__GIVEN PROBLEM__. Can you print every record below exactly as written?

__SUPPLIED RECORDS__.
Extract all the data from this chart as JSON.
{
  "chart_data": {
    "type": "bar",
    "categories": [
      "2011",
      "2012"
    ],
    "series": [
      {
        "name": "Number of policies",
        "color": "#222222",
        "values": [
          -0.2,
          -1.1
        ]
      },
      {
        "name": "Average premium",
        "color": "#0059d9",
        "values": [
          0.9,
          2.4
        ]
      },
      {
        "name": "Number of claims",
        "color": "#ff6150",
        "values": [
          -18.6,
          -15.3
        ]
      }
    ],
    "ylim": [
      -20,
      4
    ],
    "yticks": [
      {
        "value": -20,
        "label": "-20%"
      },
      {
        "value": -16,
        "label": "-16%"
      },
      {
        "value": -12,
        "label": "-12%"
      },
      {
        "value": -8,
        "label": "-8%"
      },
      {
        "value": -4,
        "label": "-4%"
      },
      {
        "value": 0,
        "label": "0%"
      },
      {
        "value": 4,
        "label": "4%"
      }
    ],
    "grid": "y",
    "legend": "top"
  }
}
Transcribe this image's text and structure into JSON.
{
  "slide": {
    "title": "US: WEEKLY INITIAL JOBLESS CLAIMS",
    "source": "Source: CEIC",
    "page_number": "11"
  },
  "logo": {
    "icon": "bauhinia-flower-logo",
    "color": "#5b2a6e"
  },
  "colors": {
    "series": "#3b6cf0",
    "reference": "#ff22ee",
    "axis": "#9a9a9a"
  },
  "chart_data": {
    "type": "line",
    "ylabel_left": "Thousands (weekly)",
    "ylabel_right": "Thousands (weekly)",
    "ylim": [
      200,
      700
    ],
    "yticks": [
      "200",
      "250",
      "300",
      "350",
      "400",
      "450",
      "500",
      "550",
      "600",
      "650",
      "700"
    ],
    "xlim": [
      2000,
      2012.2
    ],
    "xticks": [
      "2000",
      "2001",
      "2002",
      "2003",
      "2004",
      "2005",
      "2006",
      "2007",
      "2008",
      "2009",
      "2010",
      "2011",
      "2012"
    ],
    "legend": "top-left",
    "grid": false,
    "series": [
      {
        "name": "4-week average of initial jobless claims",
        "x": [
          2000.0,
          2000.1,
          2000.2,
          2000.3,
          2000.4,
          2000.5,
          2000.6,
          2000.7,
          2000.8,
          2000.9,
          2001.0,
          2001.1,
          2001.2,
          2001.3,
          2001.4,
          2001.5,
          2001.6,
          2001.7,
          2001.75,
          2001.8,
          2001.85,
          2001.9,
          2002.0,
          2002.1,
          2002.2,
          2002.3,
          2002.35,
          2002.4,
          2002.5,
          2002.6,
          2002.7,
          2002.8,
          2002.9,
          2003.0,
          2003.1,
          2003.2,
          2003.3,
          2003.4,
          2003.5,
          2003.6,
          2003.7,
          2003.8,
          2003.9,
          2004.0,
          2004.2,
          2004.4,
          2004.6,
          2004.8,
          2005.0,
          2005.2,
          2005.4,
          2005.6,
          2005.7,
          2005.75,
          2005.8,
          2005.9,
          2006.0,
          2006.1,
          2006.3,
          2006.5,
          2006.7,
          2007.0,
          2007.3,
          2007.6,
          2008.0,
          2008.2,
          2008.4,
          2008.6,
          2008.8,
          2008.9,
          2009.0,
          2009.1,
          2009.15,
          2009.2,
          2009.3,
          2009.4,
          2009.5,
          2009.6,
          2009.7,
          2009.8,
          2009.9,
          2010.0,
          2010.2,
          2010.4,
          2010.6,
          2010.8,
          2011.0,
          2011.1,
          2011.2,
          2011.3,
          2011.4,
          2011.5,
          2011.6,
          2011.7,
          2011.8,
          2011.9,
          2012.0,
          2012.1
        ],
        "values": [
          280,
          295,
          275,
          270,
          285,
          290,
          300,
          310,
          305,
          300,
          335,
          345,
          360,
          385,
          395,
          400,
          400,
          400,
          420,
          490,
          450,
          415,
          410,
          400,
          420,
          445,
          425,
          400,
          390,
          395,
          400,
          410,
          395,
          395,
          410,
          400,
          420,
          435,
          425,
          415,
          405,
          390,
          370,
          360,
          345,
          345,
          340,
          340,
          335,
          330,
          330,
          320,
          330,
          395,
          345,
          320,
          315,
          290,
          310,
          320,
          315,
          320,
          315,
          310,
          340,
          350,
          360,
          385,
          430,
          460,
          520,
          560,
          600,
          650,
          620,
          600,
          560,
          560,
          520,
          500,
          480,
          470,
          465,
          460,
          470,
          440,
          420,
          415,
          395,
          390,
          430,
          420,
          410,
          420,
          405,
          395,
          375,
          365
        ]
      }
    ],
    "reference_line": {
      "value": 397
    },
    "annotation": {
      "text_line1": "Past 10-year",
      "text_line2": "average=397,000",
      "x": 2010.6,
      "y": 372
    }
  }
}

__TASK RESPONSE__.
Extract all the data from this chart as JSON.
{
  "chart_data": {
    "type": "bar",
    "categories": [
      "2011",
      "2012"
    ],
    "series": [
      {
        "name": "Number of policies",
        "color": "#222222",
        "values": [
          -0.2,
          -1.1
        ]
      },
      {
        "name": "Average premium",
        "color": "#0059d9",
        "values": [
          0.9,
          2.4
        ]
      },
      {
        "name": "Number of claims",
        "color": "#ff6150",
        "values": [
          -18.6,
          -15.3
        ]
      }
    ],
    "ylim": [
      -20,
      4
    ],
    "yticks": [
      {
        "value": -20,
        "label": "-20%"
      },
      {
        "value": -16,
        "label": "-16%"
      },
      {
        "value": -12,
        "label": "-12%"
      },
      {
        "value": -8,
        "label": "-8%"
      },
      {
        "value": -4,
        "label": "-4%"
      },
      {
        "value": 0,
        "label": "0%"
      },
      {
        "value": 4,
        "label": "4%"
      }
    ],
    "grid": "y",
    "legend": "top"
  }
}
Transcribe this image's text and structure into JSON.
{
  "slide": {
    "title": "US: WEEKLY INITIAL JOBLESS CLAIMS",
    "source": "Source: CEIC",
    "page_number": "11"
  },
  "logo": {
    "icon": "bauhinia-flower-logo",
    "color": "#5b2a6e"
  },
  "colors": {
    "series": "#3b6cf0",
    "reference": "#ff22ee",
    "axis": "#9a9a9a"
  },
  "chart_data": {
    "type": "line",
    "ylabel_left": "Thousands (weekly)",
    "ylabel_right": "Thousands (weekly)",
    "ylim": [
      200,
      700
    ],
    "yticks": [
      "200",
      "250",
      "300",
      "350",
      "400",
      "450",
      "500",
      "550",
      "600",
      "650",
      "700"
    ],
    "xlim": [
      2000,
      2012.2
    ],
    "xticks": [
      "2000",
      "2001",
      "2002",
      "2003",
      "2004",
      "2005",
      "2006",
      "2007",
      "2008",
      "2009",
      "2010",
      "2011",
      "2012"
    ],
    "legend": "top-left",
    "grid": false,
    "series": [
      {
        "name": "4-week average of initial jobless claims",
        "x": [
          2000.0,
          2000.1,
          2000.2,
          2000.3,
          2000.4,
          2000.5,
          2000.6,
          2000.7,
          2000.8,
          2000.9,
          2001.0,
          2001.1,
          2001.2,
          2001.3,
          2001.4,
          2001.5,
          2001.6,
          2001.7,
          2001.75,
          2001.8,
          2001.85,
          2001.9,
          2002.0,
          2002.1,
          2002.2,
          2002.3,
          2002.35,
          2002.4,
          2002.5,
          2002.6,
          2002.7,
          2002.8,
          2002.9,
          2003.0,
          2003.1,
          2003.2,
          2003.3,
          2003.4,
          2003.5,
          2003.6,
          2003.7,
          2003.8,
          2003.9,
          2004.0,
          2004.2,
          2004.4,
          2004.6,
          2004.8,
          2005.0,
          2005.2,
          2005.4,
          2005.6,
          2005.7,
          2005.75,
          2005.8,
          2005.9,
          2006.0,
          2006.1,
          2006.3,
          2006.5,
          2006.7,
          2007.0,
          2007.3,
          2007.6,
          2008.0,
          2008.2,
          2008.4,
          2008.6,
          2008.8,
          2008.9,
          2009.0,
          2009.1,
          2009.15,
          2009.2,
          2009.3,
          2009.4,
          2009.5,
          2009.6,
          2009.7,
          2009.8,
          2009.9,
          2010.0,
          2010.2,
          2010.4,
          2010.6,
          2010.8,
          2011.0,
          2011.1,
          2011.2,
          2011.3,
          2011.4,
          2011.5,
          2011.6,
          2011.7,
          2011.8,
          2011.9,
          2012.0,
          2012.1
        ],
        "values": [
          280,
          295,
          275,
          270,
          285,
          290,
          300,
          310,
          305,
          300,
          335,
          345,
          360,
          385,
          395,
          400,
          400,
          400,
          420,
          490,
          450,
          415,
          410,
          400,
          420,
          445,
          425,
          400,
          390,
          395,
          400,
          410,
          395,
          395,
          410,
          400,
          420,
          435,
          425,
          415,
          405,
          390,
          370,
          360,
          345,
          345,
          340,
          340,
          335,
          330,
          330,
          320,
          330,
          395,
          345,
          320,
          315,
          290,
          310,
          320,
          315,
          320,
          315,
          310,
          340,
          350,
          360,
          385,
          430,
          460,
          520,
          560,
          600,
          650,
          620,
          600,
          560,
          560,
          520,
          500,
          480,
          470,
          465,
          460,
          470,
          440,
          420,
          415,
          395,
          390,
          430,
          420,
          410,
          420,
          405,
          395,
          375,
          365
        ]
      }
    ],
    "reference_line": {
      "value": 397
    },
    "annotation": {
      "text_line1": "Past 10-year",
      "text_line2": "average=397,000",
      "x": 2010.6,
      "y": 372
    }
  }
}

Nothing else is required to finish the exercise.